§ **WHAT YOU ARE ASKED TO DO**: Among the entries below, find how many lines carry the word "source" and state only that figure.

•••••

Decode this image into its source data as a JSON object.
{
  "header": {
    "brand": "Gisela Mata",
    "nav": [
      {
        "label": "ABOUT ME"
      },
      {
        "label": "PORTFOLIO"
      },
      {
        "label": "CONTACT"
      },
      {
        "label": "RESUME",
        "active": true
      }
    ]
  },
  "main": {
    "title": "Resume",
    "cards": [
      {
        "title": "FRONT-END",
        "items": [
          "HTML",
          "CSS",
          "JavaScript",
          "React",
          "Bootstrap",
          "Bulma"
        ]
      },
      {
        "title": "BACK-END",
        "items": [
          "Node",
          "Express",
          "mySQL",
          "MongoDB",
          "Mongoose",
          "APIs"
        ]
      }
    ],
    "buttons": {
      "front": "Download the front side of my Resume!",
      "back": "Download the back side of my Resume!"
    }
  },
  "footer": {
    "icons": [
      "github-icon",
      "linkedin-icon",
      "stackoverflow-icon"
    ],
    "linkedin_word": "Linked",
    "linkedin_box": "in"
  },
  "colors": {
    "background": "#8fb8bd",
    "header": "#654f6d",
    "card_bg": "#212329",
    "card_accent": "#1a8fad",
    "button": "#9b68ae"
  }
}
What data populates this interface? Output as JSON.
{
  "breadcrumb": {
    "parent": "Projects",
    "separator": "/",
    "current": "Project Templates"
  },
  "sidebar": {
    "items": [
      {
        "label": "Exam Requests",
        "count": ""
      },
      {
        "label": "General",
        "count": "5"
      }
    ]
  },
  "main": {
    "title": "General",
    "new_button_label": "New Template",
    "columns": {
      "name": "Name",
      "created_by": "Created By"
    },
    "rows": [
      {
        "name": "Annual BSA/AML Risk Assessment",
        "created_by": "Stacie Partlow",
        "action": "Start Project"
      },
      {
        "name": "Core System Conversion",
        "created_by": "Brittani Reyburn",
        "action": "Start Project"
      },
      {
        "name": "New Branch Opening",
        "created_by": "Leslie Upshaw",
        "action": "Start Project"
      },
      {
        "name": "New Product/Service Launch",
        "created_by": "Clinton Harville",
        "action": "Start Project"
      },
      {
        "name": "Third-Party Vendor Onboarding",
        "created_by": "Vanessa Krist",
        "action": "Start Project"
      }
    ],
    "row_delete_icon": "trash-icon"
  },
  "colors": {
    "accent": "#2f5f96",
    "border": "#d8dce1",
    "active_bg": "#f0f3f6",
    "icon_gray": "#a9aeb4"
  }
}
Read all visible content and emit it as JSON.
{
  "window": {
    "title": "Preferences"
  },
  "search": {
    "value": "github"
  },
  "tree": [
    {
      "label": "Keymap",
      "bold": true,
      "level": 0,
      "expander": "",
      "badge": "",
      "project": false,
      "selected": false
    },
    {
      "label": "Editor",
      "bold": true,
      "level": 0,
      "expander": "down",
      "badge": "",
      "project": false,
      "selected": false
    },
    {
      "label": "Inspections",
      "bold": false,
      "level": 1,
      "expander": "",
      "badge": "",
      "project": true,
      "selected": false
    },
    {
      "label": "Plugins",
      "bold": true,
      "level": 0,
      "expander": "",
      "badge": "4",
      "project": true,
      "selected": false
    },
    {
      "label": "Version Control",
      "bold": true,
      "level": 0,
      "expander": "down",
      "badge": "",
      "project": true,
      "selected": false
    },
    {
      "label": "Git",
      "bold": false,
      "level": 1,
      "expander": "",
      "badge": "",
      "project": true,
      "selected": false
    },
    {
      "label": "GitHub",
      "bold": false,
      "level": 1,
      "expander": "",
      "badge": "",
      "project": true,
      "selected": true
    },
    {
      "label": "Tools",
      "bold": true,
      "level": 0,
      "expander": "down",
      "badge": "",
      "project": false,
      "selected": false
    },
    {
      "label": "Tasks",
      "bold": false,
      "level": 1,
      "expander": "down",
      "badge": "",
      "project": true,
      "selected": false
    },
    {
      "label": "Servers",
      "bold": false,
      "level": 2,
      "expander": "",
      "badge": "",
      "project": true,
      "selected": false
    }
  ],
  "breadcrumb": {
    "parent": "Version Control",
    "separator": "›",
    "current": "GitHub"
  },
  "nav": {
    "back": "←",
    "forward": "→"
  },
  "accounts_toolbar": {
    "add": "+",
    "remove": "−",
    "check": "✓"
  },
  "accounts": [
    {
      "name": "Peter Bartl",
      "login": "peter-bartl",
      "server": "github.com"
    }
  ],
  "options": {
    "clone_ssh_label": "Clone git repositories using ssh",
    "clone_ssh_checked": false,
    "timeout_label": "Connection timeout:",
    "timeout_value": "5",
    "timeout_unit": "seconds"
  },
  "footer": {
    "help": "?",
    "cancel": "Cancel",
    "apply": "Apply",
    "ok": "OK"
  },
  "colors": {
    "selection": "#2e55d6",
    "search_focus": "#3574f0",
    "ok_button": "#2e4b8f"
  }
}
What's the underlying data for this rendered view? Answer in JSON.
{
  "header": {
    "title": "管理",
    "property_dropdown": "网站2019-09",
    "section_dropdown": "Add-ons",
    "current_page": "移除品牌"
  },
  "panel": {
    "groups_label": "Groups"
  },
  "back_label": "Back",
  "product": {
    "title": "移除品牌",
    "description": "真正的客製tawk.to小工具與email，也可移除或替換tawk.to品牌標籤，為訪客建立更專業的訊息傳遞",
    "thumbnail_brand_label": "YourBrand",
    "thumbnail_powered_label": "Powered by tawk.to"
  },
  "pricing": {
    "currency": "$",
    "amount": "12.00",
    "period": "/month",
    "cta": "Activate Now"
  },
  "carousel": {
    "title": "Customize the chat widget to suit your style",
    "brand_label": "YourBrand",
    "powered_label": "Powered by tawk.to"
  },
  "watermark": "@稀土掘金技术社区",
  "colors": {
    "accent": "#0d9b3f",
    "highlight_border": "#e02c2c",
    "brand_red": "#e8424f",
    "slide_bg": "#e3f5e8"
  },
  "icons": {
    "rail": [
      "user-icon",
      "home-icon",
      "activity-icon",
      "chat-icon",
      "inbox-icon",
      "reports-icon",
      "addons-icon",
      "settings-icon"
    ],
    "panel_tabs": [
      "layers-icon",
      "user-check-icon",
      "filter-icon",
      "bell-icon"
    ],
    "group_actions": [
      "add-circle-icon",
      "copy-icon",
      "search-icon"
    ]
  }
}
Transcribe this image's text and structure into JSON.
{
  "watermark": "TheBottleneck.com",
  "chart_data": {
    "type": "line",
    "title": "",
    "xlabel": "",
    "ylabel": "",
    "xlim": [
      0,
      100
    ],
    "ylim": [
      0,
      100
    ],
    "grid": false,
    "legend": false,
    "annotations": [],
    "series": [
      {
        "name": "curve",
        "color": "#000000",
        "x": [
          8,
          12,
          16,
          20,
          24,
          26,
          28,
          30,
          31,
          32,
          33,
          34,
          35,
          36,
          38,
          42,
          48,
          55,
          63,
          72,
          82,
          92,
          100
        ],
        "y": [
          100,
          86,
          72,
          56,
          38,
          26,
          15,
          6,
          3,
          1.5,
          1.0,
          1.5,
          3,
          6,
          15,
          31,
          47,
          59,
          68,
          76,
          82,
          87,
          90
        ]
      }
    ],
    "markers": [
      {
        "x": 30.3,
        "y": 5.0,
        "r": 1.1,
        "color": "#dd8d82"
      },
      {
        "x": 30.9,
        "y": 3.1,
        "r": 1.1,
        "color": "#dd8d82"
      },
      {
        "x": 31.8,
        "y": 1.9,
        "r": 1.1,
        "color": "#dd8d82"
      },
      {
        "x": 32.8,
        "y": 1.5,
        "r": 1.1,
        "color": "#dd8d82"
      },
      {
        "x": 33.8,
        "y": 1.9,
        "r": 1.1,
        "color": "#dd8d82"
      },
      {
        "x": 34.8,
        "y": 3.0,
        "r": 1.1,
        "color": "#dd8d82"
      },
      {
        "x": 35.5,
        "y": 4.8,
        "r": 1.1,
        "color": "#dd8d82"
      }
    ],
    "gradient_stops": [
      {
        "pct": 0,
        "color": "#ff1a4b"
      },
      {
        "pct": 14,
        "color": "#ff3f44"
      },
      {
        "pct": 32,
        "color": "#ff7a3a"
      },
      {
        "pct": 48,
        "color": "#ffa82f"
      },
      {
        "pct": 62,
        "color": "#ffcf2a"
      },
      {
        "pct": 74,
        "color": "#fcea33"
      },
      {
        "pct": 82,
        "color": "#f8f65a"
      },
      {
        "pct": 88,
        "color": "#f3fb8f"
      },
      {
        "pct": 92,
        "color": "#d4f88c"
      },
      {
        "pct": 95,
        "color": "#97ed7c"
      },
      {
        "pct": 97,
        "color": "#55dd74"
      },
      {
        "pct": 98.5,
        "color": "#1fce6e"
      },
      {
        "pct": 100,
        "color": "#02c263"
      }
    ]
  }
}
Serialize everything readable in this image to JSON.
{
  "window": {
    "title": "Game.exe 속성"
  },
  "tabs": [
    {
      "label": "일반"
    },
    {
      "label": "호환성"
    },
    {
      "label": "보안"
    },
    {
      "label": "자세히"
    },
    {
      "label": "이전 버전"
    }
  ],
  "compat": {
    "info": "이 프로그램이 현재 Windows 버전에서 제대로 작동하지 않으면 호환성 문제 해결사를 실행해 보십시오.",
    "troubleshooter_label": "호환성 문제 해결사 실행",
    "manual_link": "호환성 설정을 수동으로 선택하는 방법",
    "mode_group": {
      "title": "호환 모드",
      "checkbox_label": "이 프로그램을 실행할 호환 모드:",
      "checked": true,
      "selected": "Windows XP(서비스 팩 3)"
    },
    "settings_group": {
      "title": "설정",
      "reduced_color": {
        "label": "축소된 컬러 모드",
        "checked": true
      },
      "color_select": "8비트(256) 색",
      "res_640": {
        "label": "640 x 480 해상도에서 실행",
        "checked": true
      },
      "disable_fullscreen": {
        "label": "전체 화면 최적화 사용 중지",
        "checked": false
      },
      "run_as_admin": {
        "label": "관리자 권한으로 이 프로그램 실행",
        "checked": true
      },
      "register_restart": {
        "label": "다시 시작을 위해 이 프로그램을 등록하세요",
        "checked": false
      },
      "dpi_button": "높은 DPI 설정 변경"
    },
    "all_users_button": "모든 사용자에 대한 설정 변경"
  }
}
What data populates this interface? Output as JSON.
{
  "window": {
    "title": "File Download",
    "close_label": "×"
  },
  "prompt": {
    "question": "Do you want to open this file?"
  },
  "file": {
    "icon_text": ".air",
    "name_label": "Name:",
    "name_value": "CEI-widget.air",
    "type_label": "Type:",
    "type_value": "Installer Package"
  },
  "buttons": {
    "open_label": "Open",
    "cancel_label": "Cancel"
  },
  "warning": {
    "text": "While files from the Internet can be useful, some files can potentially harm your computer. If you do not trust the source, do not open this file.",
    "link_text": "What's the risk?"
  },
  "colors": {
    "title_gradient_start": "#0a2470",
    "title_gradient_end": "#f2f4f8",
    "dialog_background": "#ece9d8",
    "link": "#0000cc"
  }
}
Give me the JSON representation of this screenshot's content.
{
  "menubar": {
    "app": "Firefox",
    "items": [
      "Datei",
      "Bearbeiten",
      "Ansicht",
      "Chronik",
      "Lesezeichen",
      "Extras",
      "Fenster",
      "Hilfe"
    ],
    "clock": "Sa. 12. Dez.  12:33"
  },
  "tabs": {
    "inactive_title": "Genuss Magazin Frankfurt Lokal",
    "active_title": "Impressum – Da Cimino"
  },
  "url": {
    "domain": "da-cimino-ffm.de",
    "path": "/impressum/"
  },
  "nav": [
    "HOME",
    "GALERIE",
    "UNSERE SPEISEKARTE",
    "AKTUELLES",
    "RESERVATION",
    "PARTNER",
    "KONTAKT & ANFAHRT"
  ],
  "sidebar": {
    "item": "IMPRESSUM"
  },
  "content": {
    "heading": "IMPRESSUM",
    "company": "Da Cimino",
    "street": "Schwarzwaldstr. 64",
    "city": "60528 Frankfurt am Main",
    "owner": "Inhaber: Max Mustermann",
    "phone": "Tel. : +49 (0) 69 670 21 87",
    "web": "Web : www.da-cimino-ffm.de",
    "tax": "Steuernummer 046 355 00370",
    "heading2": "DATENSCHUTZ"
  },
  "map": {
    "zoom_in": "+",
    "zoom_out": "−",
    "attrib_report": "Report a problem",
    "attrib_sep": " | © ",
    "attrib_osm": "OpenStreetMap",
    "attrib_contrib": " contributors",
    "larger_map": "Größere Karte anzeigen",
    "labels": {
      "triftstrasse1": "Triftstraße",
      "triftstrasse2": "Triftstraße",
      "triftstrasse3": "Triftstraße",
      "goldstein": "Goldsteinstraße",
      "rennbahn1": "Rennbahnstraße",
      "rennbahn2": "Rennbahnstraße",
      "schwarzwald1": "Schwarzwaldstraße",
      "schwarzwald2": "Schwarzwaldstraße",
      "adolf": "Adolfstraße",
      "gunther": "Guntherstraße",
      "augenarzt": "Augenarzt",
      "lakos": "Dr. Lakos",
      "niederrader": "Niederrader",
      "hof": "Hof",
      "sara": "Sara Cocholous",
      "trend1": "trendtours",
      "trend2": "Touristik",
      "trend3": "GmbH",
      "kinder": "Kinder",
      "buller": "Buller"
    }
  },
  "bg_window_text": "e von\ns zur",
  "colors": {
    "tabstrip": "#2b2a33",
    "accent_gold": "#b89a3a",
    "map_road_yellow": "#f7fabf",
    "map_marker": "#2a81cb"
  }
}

•••••

§ **RESPONSE BELOW**: 2